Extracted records
※ ※ ※
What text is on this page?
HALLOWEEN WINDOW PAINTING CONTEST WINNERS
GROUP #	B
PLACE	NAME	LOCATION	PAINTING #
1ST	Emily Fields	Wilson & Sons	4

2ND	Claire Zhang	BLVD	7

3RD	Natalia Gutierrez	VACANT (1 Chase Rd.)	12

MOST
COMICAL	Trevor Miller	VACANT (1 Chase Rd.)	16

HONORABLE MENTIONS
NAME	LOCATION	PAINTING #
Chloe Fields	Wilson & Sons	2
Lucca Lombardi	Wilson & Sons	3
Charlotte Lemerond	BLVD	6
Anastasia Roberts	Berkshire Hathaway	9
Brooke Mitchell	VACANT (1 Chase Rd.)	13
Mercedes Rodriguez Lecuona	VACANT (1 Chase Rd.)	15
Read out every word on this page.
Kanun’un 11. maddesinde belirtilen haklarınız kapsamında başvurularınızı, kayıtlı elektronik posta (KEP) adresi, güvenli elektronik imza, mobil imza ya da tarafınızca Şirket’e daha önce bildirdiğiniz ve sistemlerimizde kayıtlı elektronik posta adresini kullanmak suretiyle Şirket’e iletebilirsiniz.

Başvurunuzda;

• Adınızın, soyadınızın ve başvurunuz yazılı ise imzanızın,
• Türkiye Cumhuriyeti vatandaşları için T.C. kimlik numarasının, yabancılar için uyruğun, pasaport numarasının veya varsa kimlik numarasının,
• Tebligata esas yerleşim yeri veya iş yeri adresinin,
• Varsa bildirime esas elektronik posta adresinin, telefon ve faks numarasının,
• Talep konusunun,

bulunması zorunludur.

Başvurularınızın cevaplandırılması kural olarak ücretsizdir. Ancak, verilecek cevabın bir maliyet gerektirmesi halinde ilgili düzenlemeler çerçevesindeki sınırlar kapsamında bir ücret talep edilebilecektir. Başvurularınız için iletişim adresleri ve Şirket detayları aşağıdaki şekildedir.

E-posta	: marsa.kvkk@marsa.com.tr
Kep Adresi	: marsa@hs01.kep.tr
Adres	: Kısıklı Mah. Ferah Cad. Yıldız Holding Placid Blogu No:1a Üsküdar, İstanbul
※ ※ ※
Determine how many lines of the records above contain the word "marsa", and report only that number.

2